Start Rows
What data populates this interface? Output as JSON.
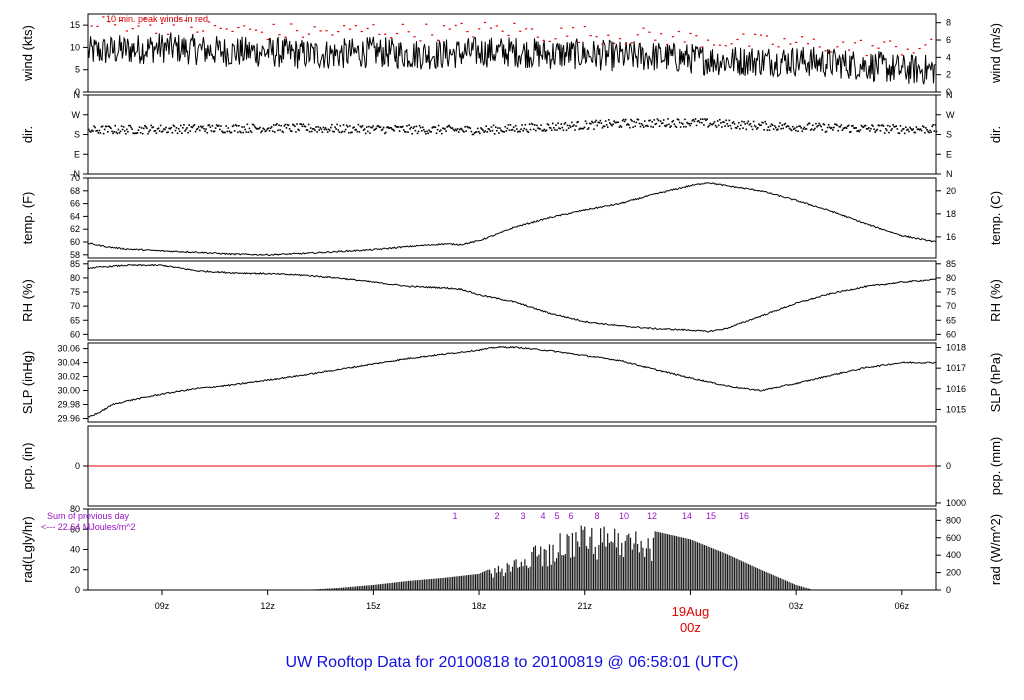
{
  "chart_data": {
    "type": "line",
    "caption": "UW Rooftop Data for 20100818  to  20100819 @ 06:58:01  (UTC)",
    "time_axis": {
      "range_hours": [
        6.9,
        30.97
      ],
      "ticks": [
        {
          "hour": 9,
          "label": "09z"
        },
        {
          "hour": 12,
          "label": "12z"
        },
        {
          "hour": 15,
          "label": "15z"
        },
        {
          "hour": 18,
          "label": "18z"
        },
        {
          "hour": 21,
          "label": "21z"
        },
        {
          "hour": 24,
          "label": "00z"
        },
        {
          "hour": 27,
          "label": "03z"
        },
        {
          "hour": 30,
          "label": "06z"
        }
      ],
      "date_marker": {
        "hour": 24,
        "label": "19Aug",
        "sublabel": "00z"
      }
    },
    "panels": [
      {
        "key": "wind",
        "left_label": "wind (kts)",
        "right_label": "wind (m/s)",
        "left_range": [
          0,
          17.5
        ],
        "left_ticks": [
          "0",
          "5",
          "10",
          "15"
        ],
        "right_ticks": [
          {
            "v": 0,
            "l": "0"
          },
          {
            "v": 2,
            "l": "2"
          },
          {
            "v": 4,
            "l": "4"
          },
          {
            "v": 6,
            "l": "6"
          },
          {
            "v": 8,
            "l": "8"
          }
        ],
        "right_factor": 1.9438,
        "annotation": "10 min. peak winds in red",
        "series": [
          {
            "name": "wind speed",
            "x": [
              6.9,
              8,
              9,
              10,
              11,
              12,
              13,
              14,
              15,
              16,
              17,
              18,
              19,
              20,
              21,
              22,
              23,
              24,
              25,
              26,
              27,
              28,
              29,
              30,
              30.97
            ],
            "y": [
              9,
              9.5,
              10,
              9.5,
              9,
              9,
              8.5,
              8.5,
              9,
              8.5,
              8.5,
              9,
              9,
              8.5,
              8.5,
              8,
              8,
              7.5,
              7,
              7,
              7,
              6.5,
              6,
              5,
              5
            ]
          },
          {
            "name": "peak wind",
            "x": [
              6.9,
              8,
              9,
              10,
              11,
              12,
              13,
              14,
              15,
              16,
              17,
              18,
              19,
              20,
              21,
              22,
              23,
              24,
              25,
              26,
              27,
              28,
              29,
              30,
              30.97
            ],
            "y": [
              15,
              15.5,
              15,
              14.5,
              14,
              13.5,
              13.5,
              13.5,
              14,
              13.5,
              13.5,
              14,
              14,
              13,
              13,
              12.5,
              12.5,
              12,
              11.5,
              11,
              11,
              10.5,
              10,
              10,
              10
            ]
          }
        ]
      },
      {
        "key": "dir",
        "left_label": "dir.",
        "right_label": "dir.",
        "left_range": [
          0,
          360
        ],
        "left_ticks": [
          {
            "v": 0,
            "l": "N"
          },
          {
            "v": 90,
            "l": "E"
          },
          {
            "v": 180,
            "l": "S"
          },
          {
            "v": 270,
            "l": "W"
          },
          {
            "v": 360,
            "l": "N"
          }
        ],
        "series": [
          {
            "name": "wind direction",
            "x": [
              6.9,
              9,
              12,
              15,
              18,
              20,
              22,
              24,
              26,
              28,
              30,
              30.97
            ],
            "y": [
              200,
              205,
              210,
              205,
              200,
              215,
              230,
              235,
              220,
              210,
              205,
              205
            ]
          }
        ]
      },
      {
        "key": "temp",
        "left_label": "temp. (F)",
        "right_label": "temp. (C)",
        "left_range": [
          57.5,
          70
        ],
        "left_ticks": [
          "58",
          "60",
          "62",
          "64",
          "66",
          "68",
          "70"
        ],
        "right_ticks": [
          {
            "v": 16,
            "l": "16"
          },
          {
            "v": 18,
            "l": "18"
          },
          {
            "v": 20,
            "l": "20"
          }
        ],
        "series": [
          {
            "name": "temperature",
            "x": [
              6.9,
              7.5,
              8,
              9,
              10,
              11,
              12,
              13,
              14,
              15,
              16,
              17,
              17.5,
              18,
              18.5,
              19,
              20,
              21,
              22,
              23,
              24,
              24.5,
              25,
              26,
              27,
              28,
              29,
              30,
              30.97
            ],
            "y": [
              59.8,
              59.2,
              58.9,
              58.6,
              58.4,
              58.1,
              58.0,
              58.2,
              58.5,
              58.8,
              59.3,
              59.7,
              59.6,
              60.2,
              61.2,
              62.3,
              63.8,
              65.0,
              66.0,
              67.5,
              68.8,
              69.3,
              68.8,
              68.0,
              66.5,
              64.8,
              62.8,
              61.0,
              60.0
            ]
          }
        ]
      },
      {
        "key": "rh",
        "left_label": "RH (%)",
        "right_label": "RH (%)",
        "left_range": [
          58,
          86
        ],
        "left_ticks": [
          "60",
          "65",
          "70",
          "75",
          "80",
          "85"
        ],
        "right_ticks": [
          {
            "v": 60,
            "l": "60"
          },
          {
            "v": 65,
            "l": "65"
          },
          {
            "v": 70,
            "l": "70"
          },
          {
            "v": 75,
            "l": "75"
          },
          {
            "v": 80,
            "l": "80"
          },
          {
            "v": 85,
            "l": "85"
          }
        ],
        "series": [
          {
            "name": "relative humidity",
            "x": [
              6.9,
              8,
              9,
              10,
              11,
              12,
              13,
              14,
              15,
              16,
              17,
              17.5,
              18,
              19,
              20,
              21,
              22,
              23,
              24,
              24.5,
              25,
              26,
              27,
              28,
              29,
              30,
              30.97
            ],
            "y": [
              83.5,
              84.5,
              84.5,
              82.5,
              81.8,
              81.5,
              81.0,
              80.0,
              78.5,
              77.0,
              76.5,
              76.0,
              74.0,
              71.5,
              67.5,
              64.5,
              63.0,
              62.0,
              61.5,
              61.0,
              62.0,
              66.5,
              71.0,
              74.5,
              77.0,
              78.5,
              79.5
            ]
          }
        ]
      },
      {
        "key": "slp",
        "left_label": "SLP (inHg)",
        "right_label": "SLP (hPa)",
        "left_range": [
          29.955,
          30.068
        ],
        "left_ticks": [
          "29.96",
          "29.98",
          "30.00",
          "30.02",
          "30.04",
          "30.06"
        ],
        "right_ticks": [
          {
            "v": 1015,
            "l": "1015"
          },
          {
            "v": 1016,
            "l": "1016"
          },
          {
            "v": 1017,
            "l": "1017"
          },
          {
            "v": 1018,
            "l": "1018"
          }
        ],
        "right_factor": 0.02953,
        "series": [
          {
            "name": "sea level pressure",
            "x": [
              6.9,
              7.2,
              7.6,
              8,
              9,
              10,
              11,
              12,
              13,
              14,
              15,
              16,
              17,
              18,
              18.5,
              19,
              20,
              21,
              22,
              23,
              24,
              25,
              25.5,
              26,
              27,
              28,
              29,
              30,
              30.97
            ],
            "y": [
              29.962,
              29.968,
              29.98,
              29.985,
              29.995,
              30.003,
              30.008,
              30.015,
              30.022,
              30.03,
              30.038,
              30.046,
              30.052,
              30.058,
              30.062,
              30.062,
              30.057,
              30.05,
              30.043,
              30.03,
              30.018,
              30.007,
              30.003,
              30.0,
              30.01,
              30.022,
              30.033,
              30.04,
              30.04
            ]
          }
        ]
      },
      {
        "key": "pcp",
        "left_label": "pcp. (in)",
        "right_label": "pcp. (mm)",
        "left_range": [
          -1,
          1
        ],
        "left_ticks": [
          "0"
        ],
        "right_ticks": [
          {
            "v": 0,
            "l": "0"
          }
        ],
        "series": [
          {
            "name": "precipitation",
            "x": [
              6.9,
              30.97
            ],
            "y": [
              0,
              0
            ]
          }
        ]
      },
      {
        "key": "rad",
        "left_label": "rad(Lgly/hr)",
        "right_label": "rad (W/m^2)",
        "left_range": [
          0,
          80
        ],
        "left_ticks": [
          "0",
          "20",
          "40",
          "60",
          "80"
        ],
        "right_ticks": [
          {
            "v": 0,
            "l": "0"
          },
          {
            "v": 200,
            "l": "200"
          },
          {
            "v": 400,
            "l": "400"
          },
          {
            "v": 600,
            "l": "600"
          },
          {
            "v": 800,
            "l": "800"
          },
          {
            "v": 1000,
            "l": "1000"
          }
        ],
        "right_factor": 11.63,
        "sum_label": "Sum of previous day",
        "sum_value": "<--- 22.64 MJoules/m^2",
        "hour_marks": [
          "1",
          "2",
          "3",
          "4",
          "5",
          "6",
          "8",
          "10",
          "12",
          "14",
          "15",
          "16"
        ],
        "series": [
          {
            "name": "solar radiation",
            "x": [
              13.0,
              14,
              15,
              16,
              17,
              18,
              18.5,
              19,
              20,
              20.5,
              21,
              22,
              23,
              24,
              25,
              26,
              27,
              27.5
            ],
            "y": [
              0,
              2,
              5,
              9,
              12,
              16,
              24,
              35,
              50,
              62,
              65,
              63,
              58,
              50,
              36,
              20,
              5,
              0
            ]
          }
        ]
      }
    ]
  }
}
End Rows
→ **Problem to solve**
Find "name". Copy every line it occurs in.

→ **Written reply**
            "name": "wind speed",
            "name": "peak wind",
            "name": "wind direction",
            "name": "temperature",
            "name": "relative humidity",
            "name": "sea level pressure",
            "name": "precipitation",
            "name": "solar radiation",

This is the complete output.